Given request
Transcribe the entries exactly; images are not part of the copy.
Start
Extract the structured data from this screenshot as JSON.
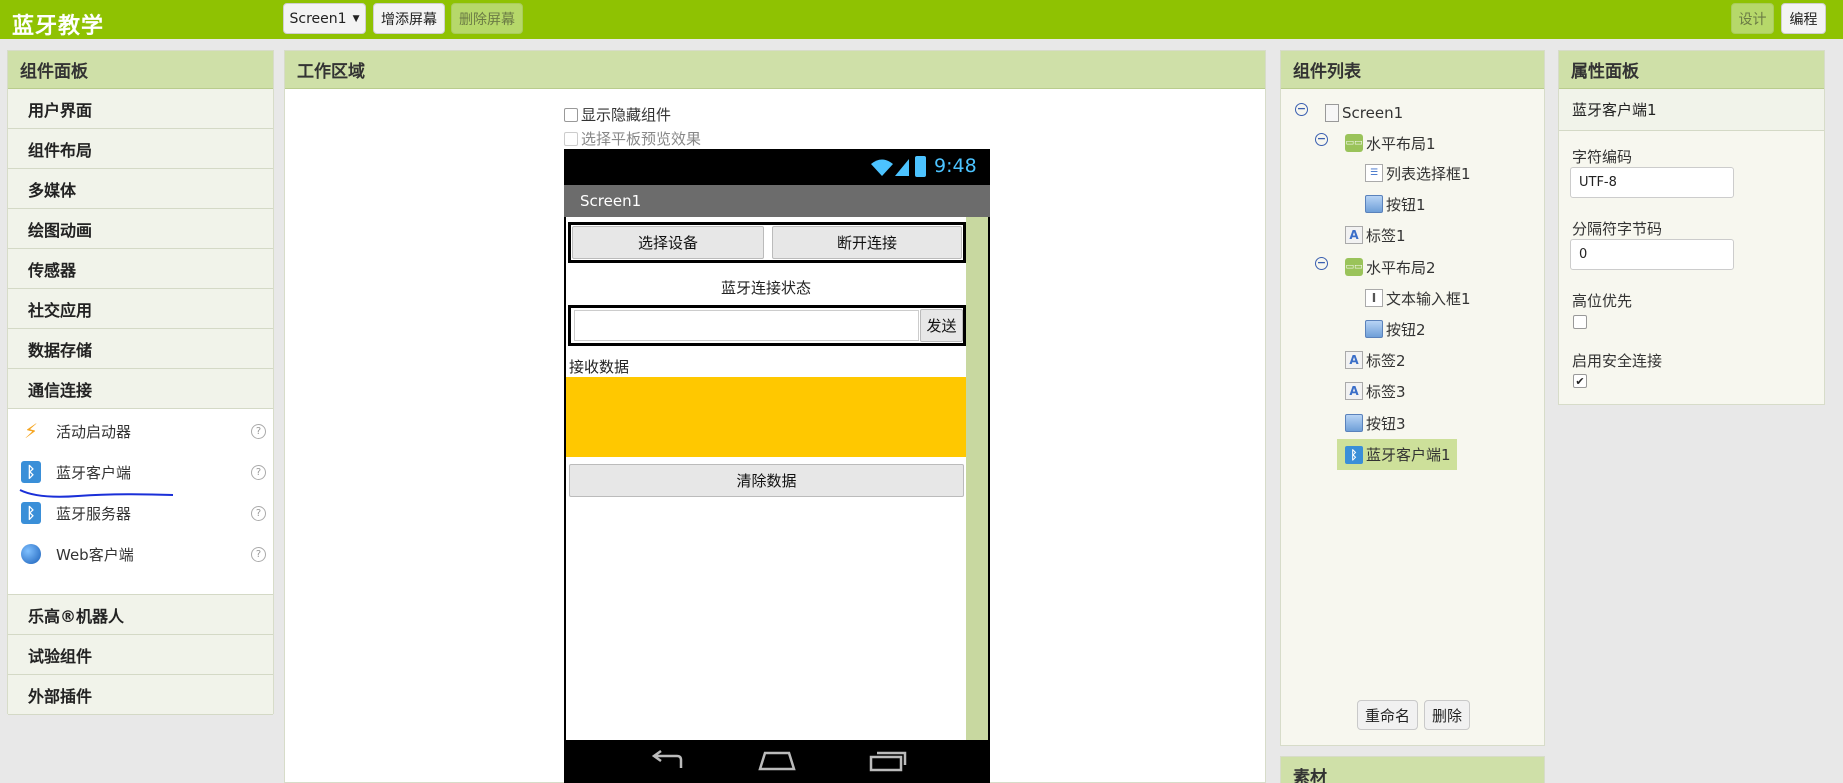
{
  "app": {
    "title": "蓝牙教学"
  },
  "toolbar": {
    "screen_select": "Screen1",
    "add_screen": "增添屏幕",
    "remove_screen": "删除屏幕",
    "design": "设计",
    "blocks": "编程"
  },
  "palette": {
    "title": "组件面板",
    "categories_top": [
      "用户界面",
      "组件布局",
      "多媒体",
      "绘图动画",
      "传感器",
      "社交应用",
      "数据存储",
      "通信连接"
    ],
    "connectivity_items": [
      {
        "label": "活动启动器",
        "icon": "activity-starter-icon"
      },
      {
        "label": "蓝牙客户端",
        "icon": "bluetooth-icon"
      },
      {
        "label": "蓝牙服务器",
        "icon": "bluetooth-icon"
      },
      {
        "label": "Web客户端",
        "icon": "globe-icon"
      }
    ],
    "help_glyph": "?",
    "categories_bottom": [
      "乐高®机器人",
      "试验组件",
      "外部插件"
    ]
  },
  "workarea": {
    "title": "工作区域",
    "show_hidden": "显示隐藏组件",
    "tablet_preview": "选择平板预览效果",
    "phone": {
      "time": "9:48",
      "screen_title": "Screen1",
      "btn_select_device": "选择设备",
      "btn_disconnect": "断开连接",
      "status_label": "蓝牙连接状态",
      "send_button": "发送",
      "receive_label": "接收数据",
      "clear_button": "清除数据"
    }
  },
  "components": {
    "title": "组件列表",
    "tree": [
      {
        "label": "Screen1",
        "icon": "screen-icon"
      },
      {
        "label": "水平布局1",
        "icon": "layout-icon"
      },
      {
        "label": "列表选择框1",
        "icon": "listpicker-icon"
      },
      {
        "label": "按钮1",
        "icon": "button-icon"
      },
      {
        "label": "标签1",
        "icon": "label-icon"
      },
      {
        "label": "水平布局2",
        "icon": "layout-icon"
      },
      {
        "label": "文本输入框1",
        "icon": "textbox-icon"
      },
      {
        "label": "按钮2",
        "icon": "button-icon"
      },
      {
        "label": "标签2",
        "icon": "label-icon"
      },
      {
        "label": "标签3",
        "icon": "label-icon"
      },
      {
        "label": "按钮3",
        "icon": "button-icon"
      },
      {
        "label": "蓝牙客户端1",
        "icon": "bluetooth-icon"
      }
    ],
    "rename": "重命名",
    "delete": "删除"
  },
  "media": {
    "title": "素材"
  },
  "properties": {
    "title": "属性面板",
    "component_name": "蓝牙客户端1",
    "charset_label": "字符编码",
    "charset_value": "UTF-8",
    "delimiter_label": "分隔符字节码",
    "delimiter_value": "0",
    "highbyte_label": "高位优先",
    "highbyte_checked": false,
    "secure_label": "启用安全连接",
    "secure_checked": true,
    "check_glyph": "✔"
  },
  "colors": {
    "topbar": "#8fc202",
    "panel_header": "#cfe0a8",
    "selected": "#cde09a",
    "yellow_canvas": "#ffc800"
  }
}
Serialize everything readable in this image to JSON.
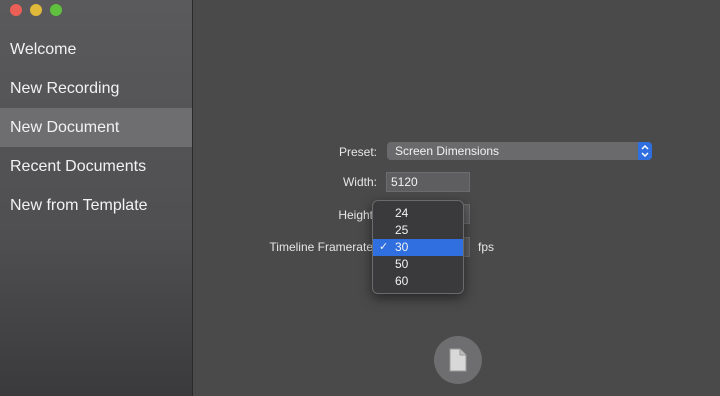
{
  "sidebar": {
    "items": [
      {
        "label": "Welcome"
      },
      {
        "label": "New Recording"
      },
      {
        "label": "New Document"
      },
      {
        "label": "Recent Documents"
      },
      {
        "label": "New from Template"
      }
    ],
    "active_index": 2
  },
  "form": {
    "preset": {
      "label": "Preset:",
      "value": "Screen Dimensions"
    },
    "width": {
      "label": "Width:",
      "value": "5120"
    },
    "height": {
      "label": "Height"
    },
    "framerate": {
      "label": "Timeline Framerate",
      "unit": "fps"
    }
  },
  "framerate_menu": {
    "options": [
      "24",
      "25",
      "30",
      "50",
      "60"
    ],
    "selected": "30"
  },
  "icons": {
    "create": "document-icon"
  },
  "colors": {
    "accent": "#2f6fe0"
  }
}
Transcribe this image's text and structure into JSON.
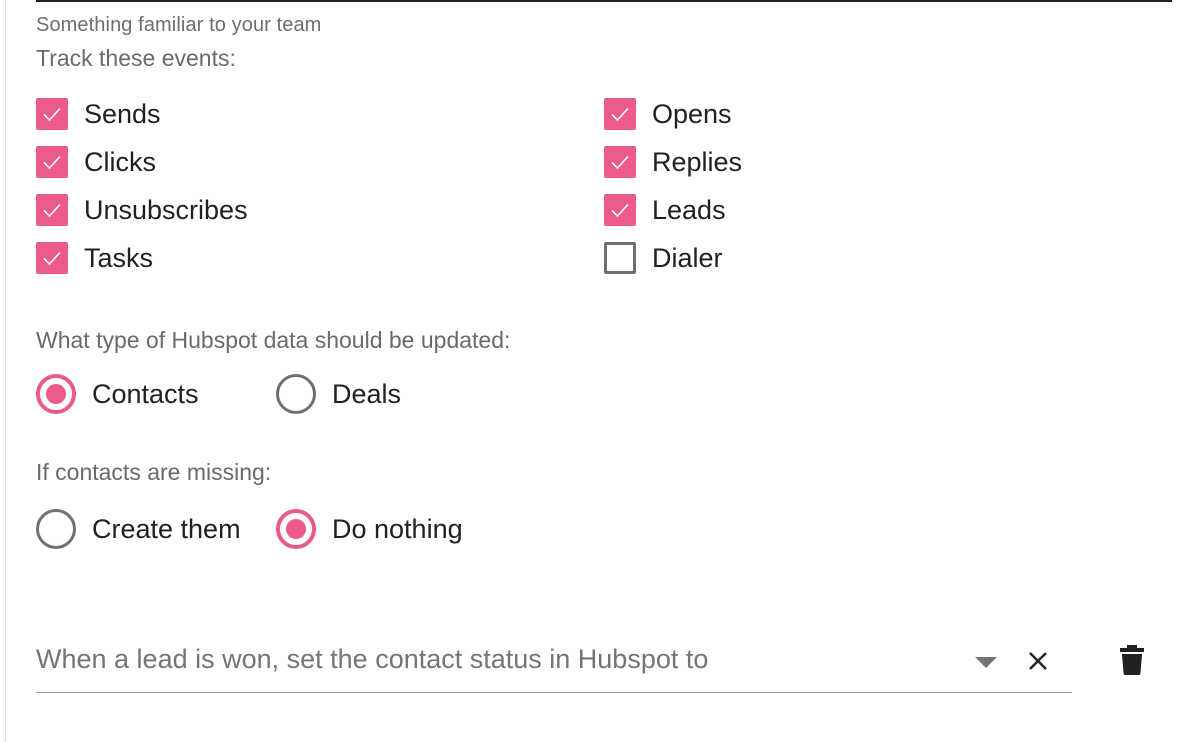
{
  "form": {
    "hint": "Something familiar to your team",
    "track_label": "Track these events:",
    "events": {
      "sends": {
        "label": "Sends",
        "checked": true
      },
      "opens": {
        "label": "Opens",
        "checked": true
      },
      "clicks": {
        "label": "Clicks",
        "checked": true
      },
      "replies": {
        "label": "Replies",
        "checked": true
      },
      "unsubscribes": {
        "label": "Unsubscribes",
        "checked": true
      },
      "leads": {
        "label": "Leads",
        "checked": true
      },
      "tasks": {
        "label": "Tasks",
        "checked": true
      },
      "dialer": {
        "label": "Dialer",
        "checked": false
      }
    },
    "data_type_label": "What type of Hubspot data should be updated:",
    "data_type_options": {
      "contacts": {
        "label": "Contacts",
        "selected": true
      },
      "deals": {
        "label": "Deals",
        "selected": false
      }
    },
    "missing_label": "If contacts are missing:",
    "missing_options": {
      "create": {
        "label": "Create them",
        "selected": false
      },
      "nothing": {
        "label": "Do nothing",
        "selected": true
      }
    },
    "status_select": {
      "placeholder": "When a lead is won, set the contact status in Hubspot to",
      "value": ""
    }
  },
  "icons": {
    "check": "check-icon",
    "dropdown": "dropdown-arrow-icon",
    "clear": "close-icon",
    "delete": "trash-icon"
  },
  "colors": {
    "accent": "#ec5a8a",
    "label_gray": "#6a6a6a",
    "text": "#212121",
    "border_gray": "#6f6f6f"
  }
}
End
Response
Extract the structured data from this screenshot as JSON.
{
  "app": {
    "title": "蓝牙教学"
  },
  "toolbar": {
    "screen_select": "Screen1",
    "add_screen": "增添屏幕",
    "remove_screen": "删除屏幕",
    "design": "设计",
    "blocks": "编程"
  },
  "palette": {
    "title": "组件面板",
    "categories_top": [
      "用户界面",
      "组件布局",
      "多媒体",
      "绘图动画",
      "传感器",
      "社交应用",
      "数据存储",
      "通信连接"
    ],
    "connectivity_items": [
      {
        "label": "活动启动器",
        "icon": "activity-starter-icon"
      },
      {
        "label": "蓝牙客户端",
        "icon": "bluetooth-icon"
      },
      {
        "label": "蓝牙服务器",
        "icon": "bluetooth-icon"
      },
      {
        "label": "Web客户端",
        "icon": "globe-icon"
      }
    ],
    "help_glyph": "?",
    "categories_bottom": [
      "乐高®机器人",
      "试验组件",
      "外部插件"
    ]
  },
  "workarea": {
    "title": "工作区域",
    "show_hidden": "显示隐藏组件",
    "tablet_preview": "选择平板预览效果",
    "phone": {
      "time": "9:48",
      "screen_title": "Screen1",
      "btn_select_device": "选择设备",
      "btn_disconnect": "断开连接",
      "status_label": "蓝牙连接状态",
      "send_button": "发送",
      "receive_label": "接收数据",
      "clear_button": "清除数据"
    }
  },
  "components": {
    "title": "组件列表",
    "tree": [
      {
        "label": "Screen1",
        "icon": "screen-icon"
      },
      {
        "label": "水平布局1",
        "icon": "layout-icon"
      },
      {
        "label": "列表选择框1",
        "icon": "listpicker-icon"
      },
      {
        "label": "按钮1",
        "icon": "button-icon"
      },
      {
        "label": "标签1",
        "icon": "label-icon"
      },
      {
        "label": "水平布局2",
        "icon": "layout-icon"
      },
      {
        "label": "文本输入框1",
        "icon": "textbox-icon"
      },
      {
        "label": "按钮2",
        "icon": "button-icon"
      },
      {
        "label": "标签2",
        "icon": "label-icon"
      },
      {
        "label": "标签3",
        "icon": "label-icon"
      },
      {
        "label": "按钮3",
        "icon": "button-icon"
      },
      {
        "label": "蓝牙客户端1",
        "icon": "bluetooth-icon"
      }
    ],
    "rename": "重命名",
    "delete": "删除"
  },
  "media": {
    "title": "素材"
  },
  "properties": {
    "title": "属性面板",
    "component_name": "蓝牙客户端1",
    "charset_label": "字符编码",
    "charset_value": "UTF-8",
    "delimiter_label": "分隔符字节码",
    "delimiter_value": "0",
    "highbyte_label": "高位优先",
    "highbyte_checked": false,
    "secure_label": "启用安全连接",
    "secure_checked": true,
    "check_glyph": "✔"
  },
  "colors": {
    "topbar": "#8fc202",
    "panel_header": "#cfe0a8",
    "selected": "#cde09a",
    "yellow_canvas": "#ffc800"
  }
}
Serialize everything readable in this image to JSON.
{
  "sidebar": {
    "items": [
      {
        "label": "Welcome"
      },
      {
        "label": "New Recording"
      },
      {
        "label": "New Document"
      },
      {
        "label": "Recent Documents"
      },
      {
        "label": "New from Template"
      }
    ],
    "active_index": 2
  },
  "form": {
    "preset": {
      "label": "Preset:",
      "value": "Screen Dimensions"
    },
    "width": {
      "label": "Width:",
      "value": "5120"
    },
    "height": {
      "label": "Height"
    },
    "framerate": {
      "label": "Timeline Framerate",
      "unit": "fps"
    }
  },
  "framerate_menu": {
    "options": [
      "24",
      "25",
      "30",
      "50",
      "60"
    ],
    "selected": "30"
  },
  "icons": {
    "create": "document-icon"
  },
  "colors": {
    "accent": "#2f6fe0"
  }
}
Transcribe this image's text and structure into JSON.
{
  "form": {
    "hint": "Something familiar to your team",
    "track_label": "Track these events:",
    "events": {
      "sends": {
        "label": "Sends",
        "checked": true
      },
      "opens": {
        "label": "Opens",
        "checked": true
      },
      "clicks": {
        "label": "Clicks",
        "checked": true
      },
      "replies": {
        "label": "Replies",
        "checked": true
      },
      "unsubscribes": {
        "label": "Unsubscribes",
        "checked": true
      },
      "leads": {
        "label": "Leads",
        "checked": true
      },
      "tasks": {
        "label": "Tasks",
        "checked": true
      },
      "dialer": {
        "label": "Dialer",
        "checked": false
      }
    },
    "data_type_label": "What type of Hubspot data should be updated:",
    "data_type_options": {
      "contacts": {
        "label": "Contacts",
        "selected": true
      },
      "deals": {
        "label": "Deals",
        "selected": false
      }
    },
    "missing_label": "If contacts are missing:",
    "missing_options": {
      "create": {
        "label": "Create them",
        "selected": false
      },
      "nothing": {
        "label": "Do nothing",
        "selected": true
      }
    },
    "status_select": {
      "placeholder": "When a lead is won, set the contact status in Hubspot to",
      "value": ""
    }
  },
  "icons": {
    "check": "check-icon",
    "dropdown": "dropdown-arrow-icon",
    "clear": "close-icon",
    "delete": "trash-icon"
  },
  "colors": {
    "accent": "#ec5a8a",
    "label_gray": "#6a6a6a",
    "text": "#212121",
    "border_gray": "#6f6f6f"
  }
}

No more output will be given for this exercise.